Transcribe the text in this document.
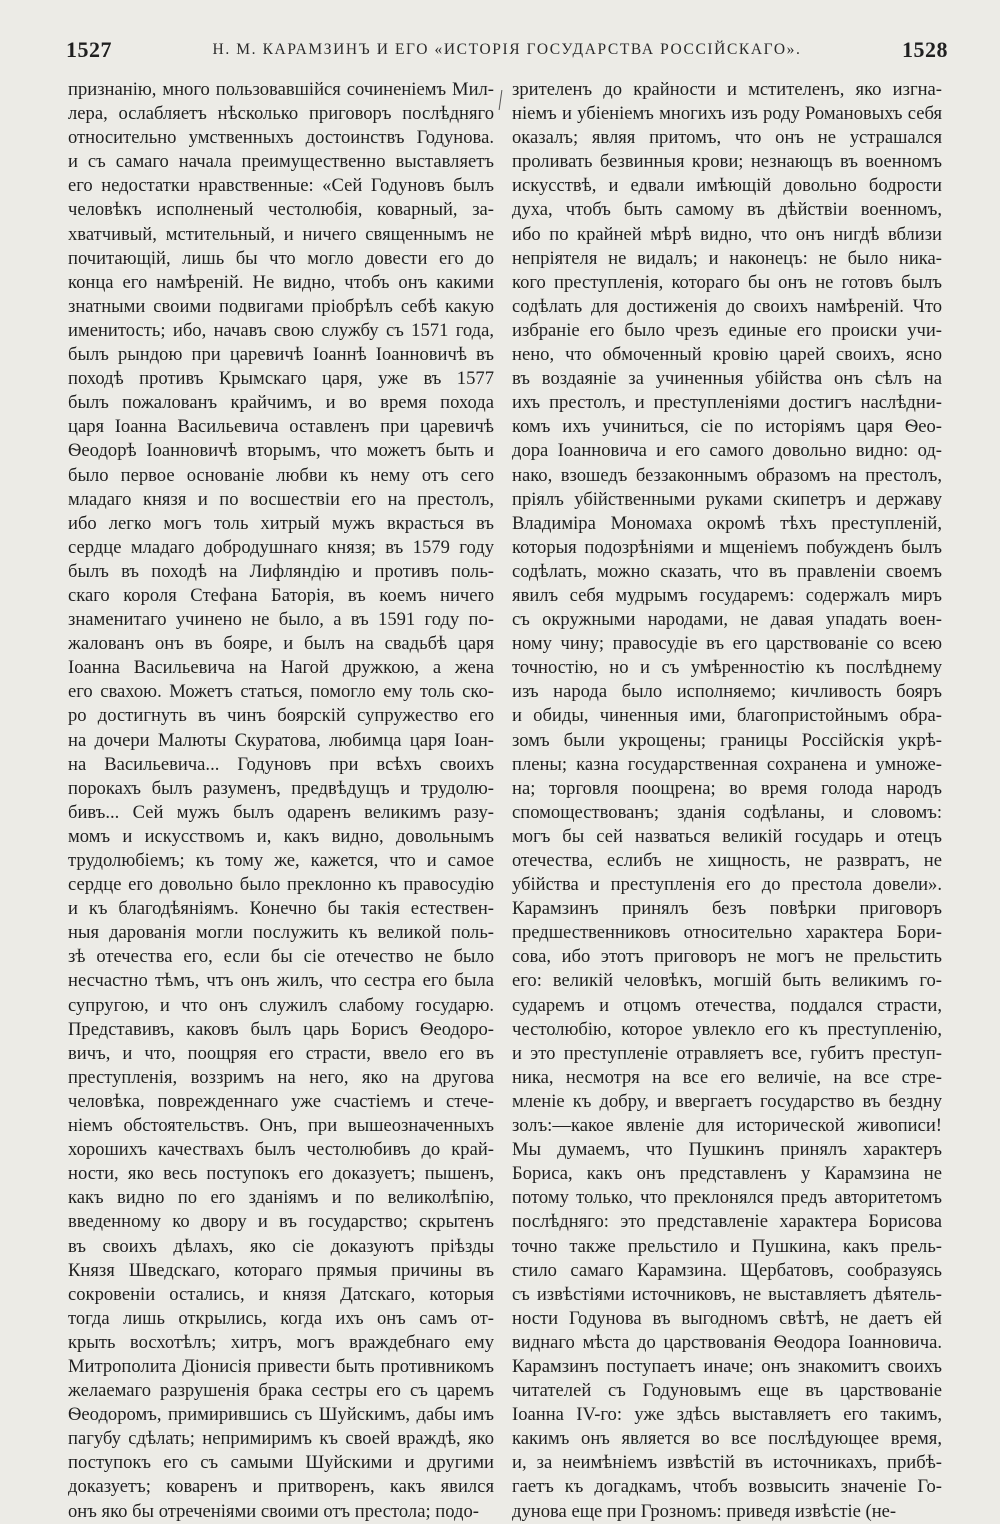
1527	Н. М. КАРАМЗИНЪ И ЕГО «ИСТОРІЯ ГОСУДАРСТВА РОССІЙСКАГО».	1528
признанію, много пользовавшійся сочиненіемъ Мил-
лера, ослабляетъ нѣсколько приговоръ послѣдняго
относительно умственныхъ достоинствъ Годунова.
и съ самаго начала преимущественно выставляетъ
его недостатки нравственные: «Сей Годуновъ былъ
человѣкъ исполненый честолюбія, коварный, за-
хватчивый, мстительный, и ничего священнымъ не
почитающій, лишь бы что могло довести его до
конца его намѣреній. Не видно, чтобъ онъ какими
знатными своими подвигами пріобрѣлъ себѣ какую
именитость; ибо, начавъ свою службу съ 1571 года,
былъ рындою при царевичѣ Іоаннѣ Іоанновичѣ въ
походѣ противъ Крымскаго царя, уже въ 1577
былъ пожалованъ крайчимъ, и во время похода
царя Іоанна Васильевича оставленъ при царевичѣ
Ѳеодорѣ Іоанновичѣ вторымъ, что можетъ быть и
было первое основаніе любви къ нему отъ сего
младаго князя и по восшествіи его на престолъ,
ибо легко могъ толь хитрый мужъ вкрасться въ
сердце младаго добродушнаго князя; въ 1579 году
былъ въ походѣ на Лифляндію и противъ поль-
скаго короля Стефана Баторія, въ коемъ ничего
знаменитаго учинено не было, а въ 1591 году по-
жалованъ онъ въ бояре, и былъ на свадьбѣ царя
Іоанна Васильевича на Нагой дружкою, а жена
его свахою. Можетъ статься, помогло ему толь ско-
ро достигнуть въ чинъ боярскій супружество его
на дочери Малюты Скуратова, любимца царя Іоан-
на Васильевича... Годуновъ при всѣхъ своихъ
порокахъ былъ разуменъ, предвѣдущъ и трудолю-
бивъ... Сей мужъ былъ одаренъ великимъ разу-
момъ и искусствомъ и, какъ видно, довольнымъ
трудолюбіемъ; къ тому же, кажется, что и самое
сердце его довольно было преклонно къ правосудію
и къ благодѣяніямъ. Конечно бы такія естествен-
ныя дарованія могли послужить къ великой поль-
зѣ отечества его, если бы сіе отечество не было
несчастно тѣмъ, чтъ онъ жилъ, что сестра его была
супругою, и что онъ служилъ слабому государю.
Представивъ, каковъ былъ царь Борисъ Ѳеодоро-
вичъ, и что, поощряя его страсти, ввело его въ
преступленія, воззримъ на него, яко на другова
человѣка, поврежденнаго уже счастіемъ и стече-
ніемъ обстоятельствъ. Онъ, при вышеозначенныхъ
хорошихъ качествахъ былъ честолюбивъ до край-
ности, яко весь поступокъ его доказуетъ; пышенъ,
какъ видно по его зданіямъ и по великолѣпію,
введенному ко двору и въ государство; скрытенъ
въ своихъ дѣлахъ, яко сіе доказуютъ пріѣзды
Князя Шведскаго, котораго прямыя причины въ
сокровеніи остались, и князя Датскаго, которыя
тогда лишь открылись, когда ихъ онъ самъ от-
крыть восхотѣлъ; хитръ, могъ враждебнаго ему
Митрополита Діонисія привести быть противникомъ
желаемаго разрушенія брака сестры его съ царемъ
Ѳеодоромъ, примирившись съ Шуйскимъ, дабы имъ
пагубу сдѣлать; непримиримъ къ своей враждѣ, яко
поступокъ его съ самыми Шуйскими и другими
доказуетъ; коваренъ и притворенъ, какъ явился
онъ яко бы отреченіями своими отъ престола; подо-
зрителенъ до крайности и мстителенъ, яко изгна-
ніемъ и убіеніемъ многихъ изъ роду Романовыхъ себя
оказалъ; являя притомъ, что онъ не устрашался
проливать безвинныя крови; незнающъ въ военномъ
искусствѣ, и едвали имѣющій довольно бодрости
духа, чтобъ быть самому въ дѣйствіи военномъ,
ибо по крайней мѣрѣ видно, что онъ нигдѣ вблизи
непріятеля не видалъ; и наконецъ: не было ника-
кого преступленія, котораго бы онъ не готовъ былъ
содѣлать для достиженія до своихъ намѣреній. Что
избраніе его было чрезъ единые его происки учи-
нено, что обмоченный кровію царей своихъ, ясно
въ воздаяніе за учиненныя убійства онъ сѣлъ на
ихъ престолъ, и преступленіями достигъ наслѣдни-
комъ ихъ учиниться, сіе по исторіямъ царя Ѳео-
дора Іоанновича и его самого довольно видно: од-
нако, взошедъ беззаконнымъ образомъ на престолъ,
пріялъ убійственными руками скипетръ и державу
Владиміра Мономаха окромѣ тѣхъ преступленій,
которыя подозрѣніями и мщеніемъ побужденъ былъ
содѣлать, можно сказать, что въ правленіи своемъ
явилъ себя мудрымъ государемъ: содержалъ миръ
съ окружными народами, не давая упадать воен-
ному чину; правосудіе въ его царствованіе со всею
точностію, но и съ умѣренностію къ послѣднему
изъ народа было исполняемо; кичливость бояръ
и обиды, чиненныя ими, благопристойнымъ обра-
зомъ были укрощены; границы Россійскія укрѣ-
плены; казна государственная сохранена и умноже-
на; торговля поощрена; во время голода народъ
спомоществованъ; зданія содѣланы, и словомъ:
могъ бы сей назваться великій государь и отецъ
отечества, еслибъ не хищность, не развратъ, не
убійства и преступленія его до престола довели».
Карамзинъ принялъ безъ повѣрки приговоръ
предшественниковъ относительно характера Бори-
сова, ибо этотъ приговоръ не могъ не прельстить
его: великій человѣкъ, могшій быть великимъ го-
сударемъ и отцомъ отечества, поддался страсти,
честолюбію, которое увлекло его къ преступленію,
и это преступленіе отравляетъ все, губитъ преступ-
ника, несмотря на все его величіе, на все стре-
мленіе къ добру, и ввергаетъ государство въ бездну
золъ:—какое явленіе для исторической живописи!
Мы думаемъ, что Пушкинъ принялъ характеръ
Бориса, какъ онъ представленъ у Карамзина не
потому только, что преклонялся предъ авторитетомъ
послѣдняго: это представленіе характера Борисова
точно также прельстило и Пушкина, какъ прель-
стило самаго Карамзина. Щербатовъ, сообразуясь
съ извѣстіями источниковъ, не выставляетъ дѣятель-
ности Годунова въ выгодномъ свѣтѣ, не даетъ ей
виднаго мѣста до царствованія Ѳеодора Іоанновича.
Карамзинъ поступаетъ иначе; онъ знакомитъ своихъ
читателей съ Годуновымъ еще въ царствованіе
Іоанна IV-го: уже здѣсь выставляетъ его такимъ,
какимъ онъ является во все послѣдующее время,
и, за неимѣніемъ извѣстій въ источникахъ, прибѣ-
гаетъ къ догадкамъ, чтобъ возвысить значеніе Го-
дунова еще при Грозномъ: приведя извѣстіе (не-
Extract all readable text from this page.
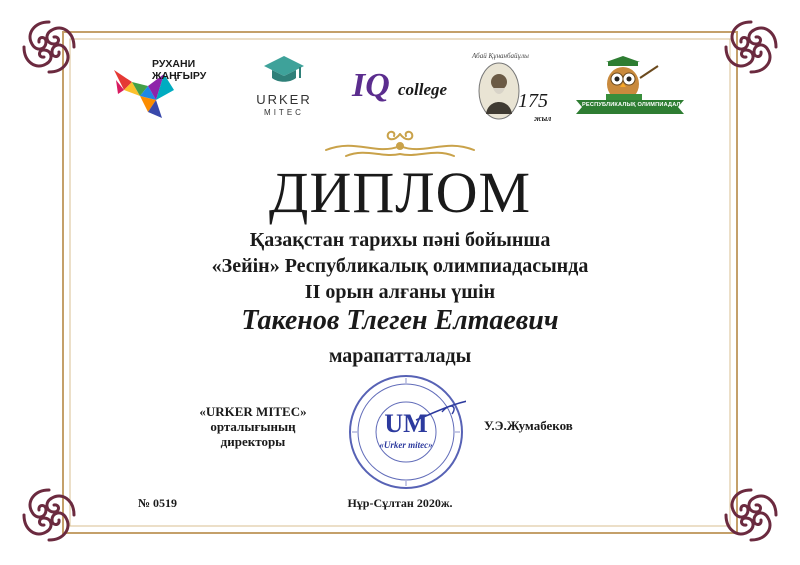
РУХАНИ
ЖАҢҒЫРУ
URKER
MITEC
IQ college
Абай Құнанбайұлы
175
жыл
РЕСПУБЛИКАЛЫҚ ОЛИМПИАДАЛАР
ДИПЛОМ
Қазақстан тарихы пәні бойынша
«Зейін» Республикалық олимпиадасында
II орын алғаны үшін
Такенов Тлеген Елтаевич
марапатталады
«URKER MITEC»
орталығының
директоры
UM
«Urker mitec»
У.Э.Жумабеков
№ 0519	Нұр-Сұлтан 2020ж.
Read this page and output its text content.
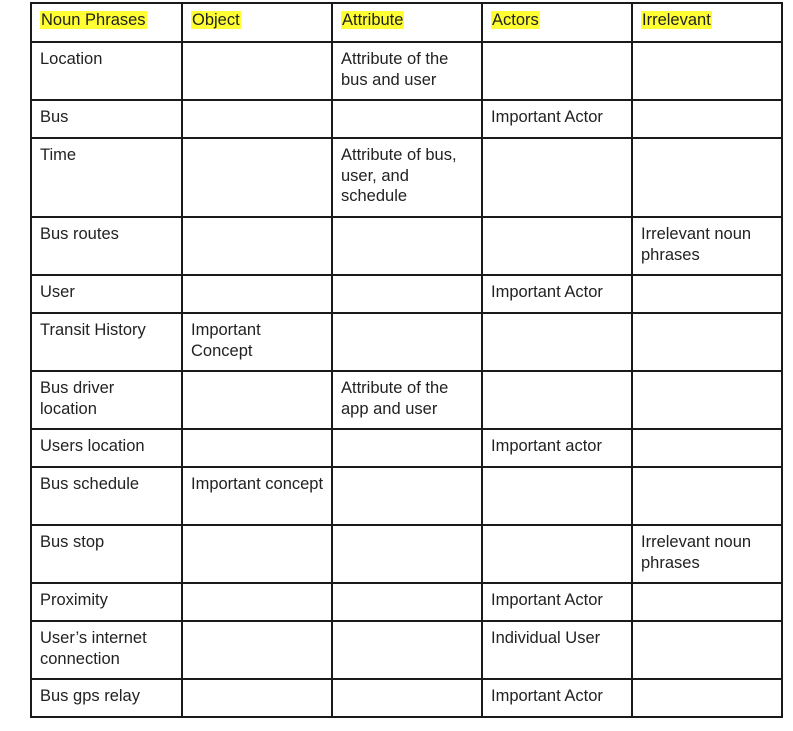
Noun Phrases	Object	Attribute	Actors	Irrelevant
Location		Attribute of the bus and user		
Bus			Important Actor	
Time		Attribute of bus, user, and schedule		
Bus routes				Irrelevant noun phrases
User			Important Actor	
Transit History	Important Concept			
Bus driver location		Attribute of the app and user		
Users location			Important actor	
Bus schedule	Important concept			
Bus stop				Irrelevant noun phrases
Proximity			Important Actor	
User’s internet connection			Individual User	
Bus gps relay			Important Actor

-=-=-

▶ WORK TO DO
Pick out the lines containing the word "Іоанна" and show them.

▶ TASK SOLUTION
царя Іоанна Васильевича оставленъ при царевичѣ
Іоанна Васильевича на Нагой дружкою, а жена
Іоанна IV-го: уже здѣсь выставляетъ его такимъ,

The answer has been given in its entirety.